#### [EXERCISE DIRECTIONS]
Copy out all lines of the records in which the word "footer" appears.

* start *

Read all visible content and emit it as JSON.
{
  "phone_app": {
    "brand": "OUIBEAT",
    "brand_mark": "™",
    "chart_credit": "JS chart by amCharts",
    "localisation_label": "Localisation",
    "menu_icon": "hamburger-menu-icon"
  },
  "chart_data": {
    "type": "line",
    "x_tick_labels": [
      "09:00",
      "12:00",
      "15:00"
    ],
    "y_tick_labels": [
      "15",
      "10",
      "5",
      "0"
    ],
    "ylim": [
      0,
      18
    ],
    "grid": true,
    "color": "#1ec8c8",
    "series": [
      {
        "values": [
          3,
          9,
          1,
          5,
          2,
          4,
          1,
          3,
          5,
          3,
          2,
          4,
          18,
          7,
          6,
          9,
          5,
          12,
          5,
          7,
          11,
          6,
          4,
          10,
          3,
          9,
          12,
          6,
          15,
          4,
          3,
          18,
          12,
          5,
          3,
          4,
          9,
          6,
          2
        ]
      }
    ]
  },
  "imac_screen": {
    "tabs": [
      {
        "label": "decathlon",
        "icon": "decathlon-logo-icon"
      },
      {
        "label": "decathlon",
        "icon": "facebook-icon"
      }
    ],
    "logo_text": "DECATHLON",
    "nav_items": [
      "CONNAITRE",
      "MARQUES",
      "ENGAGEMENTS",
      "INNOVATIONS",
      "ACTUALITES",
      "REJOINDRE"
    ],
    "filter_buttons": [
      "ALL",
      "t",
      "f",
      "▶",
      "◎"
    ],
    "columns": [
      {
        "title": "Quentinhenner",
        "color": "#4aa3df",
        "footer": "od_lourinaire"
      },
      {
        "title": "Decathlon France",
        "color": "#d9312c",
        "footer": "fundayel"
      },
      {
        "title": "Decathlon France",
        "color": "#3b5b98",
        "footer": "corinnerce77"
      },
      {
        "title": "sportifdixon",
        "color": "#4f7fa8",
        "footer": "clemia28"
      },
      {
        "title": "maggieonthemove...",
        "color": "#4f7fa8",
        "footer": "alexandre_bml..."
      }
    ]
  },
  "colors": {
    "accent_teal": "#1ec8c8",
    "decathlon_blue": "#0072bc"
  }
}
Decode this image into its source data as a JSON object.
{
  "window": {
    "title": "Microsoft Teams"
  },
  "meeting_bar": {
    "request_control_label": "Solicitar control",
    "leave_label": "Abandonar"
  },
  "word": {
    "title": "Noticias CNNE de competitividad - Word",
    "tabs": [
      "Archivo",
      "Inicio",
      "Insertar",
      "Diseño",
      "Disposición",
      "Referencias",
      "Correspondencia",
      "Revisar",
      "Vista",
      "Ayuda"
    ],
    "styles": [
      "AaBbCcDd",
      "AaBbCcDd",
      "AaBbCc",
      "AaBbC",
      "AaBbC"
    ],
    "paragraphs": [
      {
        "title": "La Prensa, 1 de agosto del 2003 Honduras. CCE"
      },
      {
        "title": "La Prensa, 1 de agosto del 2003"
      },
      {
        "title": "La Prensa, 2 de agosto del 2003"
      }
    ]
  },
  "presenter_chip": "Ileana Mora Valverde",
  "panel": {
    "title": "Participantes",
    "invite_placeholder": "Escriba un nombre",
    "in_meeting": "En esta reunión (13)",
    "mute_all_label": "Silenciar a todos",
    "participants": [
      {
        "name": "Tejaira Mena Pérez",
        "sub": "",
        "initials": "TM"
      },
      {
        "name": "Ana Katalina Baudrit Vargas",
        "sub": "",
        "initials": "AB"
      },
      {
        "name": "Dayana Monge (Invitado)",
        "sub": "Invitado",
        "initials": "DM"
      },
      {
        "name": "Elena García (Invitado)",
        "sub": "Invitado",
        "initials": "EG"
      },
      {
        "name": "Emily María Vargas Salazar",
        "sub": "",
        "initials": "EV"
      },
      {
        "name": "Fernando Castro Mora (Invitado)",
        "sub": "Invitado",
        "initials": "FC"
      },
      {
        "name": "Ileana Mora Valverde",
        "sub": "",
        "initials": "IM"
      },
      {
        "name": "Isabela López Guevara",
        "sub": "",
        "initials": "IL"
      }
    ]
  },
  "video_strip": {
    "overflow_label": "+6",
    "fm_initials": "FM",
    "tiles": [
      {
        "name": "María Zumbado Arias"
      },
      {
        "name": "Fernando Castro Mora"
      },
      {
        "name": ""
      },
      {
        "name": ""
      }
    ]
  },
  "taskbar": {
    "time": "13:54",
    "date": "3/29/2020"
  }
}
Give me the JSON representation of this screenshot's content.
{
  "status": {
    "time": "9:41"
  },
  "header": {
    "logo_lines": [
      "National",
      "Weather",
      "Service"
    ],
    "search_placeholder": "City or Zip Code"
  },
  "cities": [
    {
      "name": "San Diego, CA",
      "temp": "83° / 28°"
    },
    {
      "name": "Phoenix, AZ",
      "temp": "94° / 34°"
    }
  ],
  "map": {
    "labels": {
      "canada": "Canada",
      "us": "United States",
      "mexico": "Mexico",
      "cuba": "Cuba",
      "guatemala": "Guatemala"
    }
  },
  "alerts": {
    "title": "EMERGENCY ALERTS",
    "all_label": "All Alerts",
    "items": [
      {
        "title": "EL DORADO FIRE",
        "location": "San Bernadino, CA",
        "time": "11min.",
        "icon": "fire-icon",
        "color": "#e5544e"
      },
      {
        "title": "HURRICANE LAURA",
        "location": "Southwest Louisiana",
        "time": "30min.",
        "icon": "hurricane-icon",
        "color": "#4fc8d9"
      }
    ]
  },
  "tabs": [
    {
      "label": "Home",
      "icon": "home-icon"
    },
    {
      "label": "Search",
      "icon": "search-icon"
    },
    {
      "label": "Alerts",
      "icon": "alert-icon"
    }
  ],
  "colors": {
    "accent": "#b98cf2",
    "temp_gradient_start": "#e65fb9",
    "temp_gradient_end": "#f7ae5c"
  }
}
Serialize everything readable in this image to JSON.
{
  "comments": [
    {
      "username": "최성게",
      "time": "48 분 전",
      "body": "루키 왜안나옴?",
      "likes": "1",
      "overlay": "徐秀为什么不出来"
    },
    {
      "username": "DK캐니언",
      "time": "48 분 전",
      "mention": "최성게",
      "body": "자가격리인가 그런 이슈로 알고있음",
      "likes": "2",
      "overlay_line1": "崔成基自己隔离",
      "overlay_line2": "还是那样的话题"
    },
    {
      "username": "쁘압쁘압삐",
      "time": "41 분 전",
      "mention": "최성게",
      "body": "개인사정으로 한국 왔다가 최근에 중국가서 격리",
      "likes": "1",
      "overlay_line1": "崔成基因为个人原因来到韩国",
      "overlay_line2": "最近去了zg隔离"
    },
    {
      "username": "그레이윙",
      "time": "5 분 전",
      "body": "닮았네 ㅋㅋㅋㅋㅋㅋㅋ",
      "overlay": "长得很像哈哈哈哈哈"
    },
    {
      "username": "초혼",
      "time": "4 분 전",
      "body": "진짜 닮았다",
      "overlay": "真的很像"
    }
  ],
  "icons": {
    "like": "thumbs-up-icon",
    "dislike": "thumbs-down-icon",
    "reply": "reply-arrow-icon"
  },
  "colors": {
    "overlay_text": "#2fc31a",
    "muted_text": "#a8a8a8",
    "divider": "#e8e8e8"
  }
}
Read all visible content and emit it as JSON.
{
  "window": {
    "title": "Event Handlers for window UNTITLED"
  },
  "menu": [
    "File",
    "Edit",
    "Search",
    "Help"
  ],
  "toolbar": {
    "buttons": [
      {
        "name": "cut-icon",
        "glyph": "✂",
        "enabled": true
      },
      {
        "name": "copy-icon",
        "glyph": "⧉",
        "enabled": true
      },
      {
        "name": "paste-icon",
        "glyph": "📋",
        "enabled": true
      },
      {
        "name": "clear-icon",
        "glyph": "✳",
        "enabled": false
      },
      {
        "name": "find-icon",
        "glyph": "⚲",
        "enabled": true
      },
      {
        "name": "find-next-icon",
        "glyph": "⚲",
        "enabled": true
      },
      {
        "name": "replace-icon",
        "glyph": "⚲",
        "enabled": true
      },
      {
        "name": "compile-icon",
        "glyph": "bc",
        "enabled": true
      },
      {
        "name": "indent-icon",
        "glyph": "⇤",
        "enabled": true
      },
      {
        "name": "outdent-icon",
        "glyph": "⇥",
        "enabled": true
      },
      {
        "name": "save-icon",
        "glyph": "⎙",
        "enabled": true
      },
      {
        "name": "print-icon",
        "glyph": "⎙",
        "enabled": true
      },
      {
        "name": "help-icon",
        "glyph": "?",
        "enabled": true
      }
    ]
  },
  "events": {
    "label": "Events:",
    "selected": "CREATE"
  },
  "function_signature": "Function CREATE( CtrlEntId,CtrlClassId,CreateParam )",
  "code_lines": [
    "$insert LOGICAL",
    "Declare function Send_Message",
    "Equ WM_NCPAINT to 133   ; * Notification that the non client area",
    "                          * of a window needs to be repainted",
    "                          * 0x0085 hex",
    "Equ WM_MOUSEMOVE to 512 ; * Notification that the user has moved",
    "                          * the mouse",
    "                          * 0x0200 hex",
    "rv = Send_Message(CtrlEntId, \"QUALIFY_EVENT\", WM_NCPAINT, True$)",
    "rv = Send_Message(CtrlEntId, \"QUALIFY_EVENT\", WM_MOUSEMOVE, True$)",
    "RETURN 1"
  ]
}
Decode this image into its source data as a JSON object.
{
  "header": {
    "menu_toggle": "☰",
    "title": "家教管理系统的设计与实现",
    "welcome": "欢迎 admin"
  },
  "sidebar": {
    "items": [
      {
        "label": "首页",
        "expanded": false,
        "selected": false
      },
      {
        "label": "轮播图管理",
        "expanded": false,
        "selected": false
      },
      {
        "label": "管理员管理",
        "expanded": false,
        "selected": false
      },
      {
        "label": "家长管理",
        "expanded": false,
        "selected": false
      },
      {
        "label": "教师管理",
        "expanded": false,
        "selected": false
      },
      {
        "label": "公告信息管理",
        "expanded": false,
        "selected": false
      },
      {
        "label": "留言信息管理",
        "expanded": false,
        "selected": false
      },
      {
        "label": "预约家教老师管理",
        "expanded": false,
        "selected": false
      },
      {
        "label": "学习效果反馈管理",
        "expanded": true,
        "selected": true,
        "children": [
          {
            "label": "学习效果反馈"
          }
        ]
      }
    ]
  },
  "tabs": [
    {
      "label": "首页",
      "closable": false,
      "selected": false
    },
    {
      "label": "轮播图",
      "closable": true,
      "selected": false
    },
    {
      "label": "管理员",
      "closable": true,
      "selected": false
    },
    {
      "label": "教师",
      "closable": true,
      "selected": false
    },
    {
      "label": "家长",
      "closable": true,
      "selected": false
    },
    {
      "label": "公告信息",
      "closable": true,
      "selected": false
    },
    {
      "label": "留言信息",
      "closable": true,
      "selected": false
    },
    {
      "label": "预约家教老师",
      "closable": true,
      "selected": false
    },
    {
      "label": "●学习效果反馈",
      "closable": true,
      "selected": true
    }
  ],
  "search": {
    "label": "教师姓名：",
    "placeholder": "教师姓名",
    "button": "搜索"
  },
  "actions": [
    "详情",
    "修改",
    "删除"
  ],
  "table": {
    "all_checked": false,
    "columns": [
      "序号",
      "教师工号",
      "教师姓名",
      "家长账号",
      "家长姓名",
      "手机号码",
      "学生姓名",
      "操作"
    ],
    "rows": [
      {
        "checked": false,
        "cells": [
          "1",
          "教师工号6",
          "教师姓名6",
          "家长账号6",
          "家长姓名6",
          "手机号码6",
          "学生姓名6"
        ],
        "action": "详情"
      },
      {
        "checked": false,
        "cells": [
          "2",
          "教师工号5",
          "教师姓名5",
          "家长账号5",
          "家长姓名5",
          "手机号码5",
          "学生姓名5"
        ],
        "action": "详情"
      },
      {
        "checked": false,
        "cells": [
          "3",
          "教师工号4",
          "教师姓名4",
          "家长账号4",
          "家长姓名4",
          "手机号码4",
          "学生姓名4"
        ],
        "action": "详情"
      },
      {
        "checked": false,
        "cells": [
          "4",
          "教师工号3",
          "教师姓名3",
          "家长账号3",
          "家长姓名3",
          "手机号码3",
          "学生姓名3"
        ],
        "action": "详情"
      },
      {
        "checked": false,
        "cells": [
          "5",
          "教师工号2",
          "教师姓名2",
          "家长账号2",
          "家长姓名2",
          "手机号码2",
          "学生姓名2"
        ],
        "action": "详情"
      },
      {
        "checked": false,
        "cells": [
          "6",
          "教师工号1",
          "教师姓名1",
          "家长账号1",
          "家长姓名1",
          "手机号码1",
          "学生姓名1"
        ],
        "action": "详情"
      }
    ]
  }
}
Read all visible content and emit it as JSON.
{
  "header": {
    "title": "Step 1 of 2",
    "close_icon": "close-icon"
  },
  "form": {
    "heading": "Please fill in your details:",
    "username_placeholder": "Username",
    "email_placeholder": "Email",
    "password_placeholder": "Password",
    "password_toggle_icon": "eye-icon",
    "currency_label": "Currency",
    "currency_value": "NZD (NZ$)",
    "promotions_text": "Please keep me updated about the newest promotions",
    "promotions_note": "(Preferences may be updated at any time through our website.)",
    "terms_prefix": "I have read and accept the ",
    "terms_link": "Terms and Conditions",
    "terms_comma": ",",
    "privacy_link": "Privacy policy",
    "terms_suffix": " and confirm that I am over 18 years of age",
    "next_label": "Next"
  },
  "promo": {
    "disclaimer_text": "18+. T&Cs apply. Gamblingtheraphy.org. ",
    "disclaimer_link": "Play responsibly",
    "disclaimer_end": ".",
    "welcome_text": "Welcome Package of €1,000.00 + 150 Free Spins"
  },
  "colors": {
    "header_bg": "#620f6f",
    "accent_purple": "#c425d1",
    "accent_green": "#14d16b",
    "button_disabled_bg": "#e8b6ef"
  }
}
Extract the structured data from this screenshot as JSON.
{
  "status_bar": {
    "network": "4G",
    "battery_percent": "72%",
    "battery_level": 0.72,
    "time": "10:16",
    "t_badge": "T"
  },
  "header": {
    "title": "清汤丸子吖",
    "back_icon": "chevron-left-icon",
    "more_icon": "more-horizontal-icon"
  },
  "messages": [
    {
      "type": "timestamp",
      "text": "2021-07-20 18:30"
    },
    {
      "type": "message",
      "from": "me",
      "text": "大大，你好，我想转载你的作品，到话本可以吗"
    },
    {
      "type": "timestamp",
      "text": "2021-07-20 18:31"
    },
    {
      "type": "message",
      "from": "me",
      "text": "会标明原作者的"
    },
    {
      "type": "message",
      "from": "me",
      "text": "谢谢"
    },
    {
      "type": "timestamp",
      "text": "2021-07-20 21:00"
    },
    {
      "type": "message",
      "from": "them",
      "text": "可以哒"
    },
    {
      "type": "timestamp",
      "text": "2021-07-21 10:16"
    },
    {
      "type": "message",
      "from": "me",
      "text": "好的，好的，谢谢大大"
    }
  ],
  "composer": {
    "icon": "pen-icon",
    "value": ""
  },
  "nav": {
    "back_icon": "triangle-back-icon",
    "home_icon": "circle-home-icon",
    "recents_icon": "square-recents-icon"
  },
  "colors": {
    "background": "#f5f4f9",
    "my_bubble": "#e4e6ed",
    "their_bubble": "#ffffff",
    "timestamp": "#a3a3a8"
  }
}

* end *

#### [RESULT OF THIS EXERCISE]
        "footer": "od_lourinaire"
        "footer": "fundayel"
        "footer": "corinnerce77"
        "footer": "clemia28"
        "footer": "alexandre_bml..."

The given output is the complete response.